[Begin Entries]

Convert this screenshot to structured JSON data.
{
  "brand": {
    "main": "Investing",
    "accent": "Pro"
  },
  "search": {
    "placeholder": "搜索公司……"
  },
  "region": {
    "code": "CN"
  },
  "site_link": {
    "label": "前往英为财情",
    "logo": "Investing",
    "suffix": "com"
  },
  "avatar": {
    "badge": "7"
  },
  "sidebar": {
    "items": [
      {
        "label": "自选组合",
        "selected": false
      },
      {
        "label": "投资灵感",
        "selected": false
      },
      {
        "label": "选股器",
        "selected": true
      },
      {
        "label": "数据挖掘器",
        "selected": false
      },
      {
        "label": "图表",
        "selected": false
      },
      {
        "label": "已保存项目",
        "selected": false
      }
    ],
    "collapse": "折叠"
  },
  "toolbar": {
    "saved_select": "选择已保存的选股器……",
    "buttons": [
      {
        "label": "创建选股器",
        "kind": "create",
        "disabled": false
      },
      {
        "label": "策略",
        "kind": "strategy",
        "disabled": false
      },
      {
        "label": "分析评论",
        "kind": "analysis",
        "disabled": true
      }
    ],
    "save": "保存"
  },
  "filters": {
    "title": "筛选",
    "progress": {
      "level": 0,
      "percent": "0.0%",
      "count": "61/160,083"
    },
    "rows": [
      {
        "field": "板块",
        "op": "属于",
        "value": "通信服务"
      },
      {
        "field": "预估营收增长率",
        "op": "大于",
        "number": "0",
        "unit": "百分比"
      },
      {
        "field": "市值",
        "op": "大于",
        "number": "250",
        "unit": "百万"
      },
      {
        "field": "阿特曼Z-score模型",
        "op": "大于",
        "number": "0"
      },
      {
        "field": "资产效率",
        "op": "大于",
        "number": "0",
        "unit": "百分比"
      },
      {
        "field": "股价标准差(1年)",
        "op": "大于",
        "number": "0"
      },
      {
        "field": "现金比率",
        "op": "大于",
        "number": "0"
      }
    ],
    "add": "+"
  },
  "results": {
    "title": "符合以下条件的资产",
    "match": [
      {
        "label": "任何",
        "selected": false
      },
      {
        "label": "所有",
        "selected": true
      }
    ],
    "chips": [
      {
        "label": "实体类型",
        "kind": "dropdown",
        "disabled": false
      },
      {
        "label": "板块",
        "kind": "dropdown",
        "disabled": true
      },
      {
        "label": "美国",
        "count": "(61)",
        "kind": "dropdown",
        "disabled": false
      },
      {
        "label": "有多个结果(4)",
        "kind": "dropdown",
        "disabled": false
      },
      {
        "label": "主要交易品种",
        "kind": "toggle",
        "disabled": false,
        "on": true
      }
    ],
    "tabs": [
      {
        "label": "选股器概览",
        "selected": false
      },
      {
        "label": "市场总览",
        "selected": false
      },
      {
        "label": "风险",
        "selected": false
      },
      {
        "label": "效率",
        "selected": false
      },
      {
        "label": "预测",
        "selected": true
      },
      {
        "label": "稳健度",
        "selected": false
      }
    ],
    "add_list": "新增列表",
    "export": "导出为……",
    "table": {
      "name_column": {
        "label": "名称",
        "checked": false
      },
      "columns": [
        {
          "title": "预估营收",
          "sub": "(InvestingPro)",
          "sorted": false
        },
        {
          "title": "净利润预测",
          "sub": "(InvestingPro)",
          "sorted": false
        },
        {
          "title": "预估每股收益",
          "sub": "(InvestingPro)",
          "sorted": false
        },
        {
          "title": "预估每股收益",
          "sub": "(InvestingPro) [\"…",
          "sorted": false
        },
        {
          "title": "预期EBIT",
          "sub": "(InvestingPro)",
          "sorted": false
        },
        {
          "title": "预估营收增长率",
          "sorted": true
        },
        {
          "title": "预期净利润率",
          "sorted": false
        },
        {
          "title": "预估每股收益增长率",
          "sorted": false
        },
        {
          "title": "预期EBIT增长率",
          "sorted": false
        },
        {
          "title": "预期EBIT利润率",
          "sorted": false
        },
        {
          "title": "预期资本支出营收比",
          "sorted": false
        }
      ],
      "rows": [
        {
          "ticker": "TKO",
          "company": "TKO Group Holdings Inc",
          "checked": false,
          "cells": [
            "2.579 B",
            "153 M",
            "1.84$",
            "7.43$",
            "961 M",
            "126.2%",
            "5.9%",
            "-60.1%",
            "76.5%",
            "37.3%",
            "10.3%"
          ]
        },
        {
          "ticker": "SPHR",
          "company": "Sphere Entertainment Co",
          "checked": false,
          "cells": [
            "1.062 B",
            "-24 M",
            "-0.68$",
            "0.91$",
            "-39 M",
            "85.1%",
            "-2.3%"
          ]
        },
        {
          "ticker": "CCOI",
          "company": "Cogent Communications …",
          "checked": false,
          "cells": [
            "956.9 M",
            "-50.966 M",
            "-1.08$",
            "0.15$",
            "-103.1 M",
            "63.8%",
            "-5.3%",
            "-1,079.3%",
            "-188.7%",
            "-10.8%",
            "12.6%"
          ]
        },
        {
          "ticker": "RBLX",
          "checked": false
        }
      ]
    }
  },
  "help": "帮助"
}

[End Entries]

Directions >> From the listing above, collect every line that mentions the word "company".

In response >>
          "company": "TKO Group Holdings Inc",
          "company": "Sphere Entertainment Co",
          "company": "Cogent Communications …",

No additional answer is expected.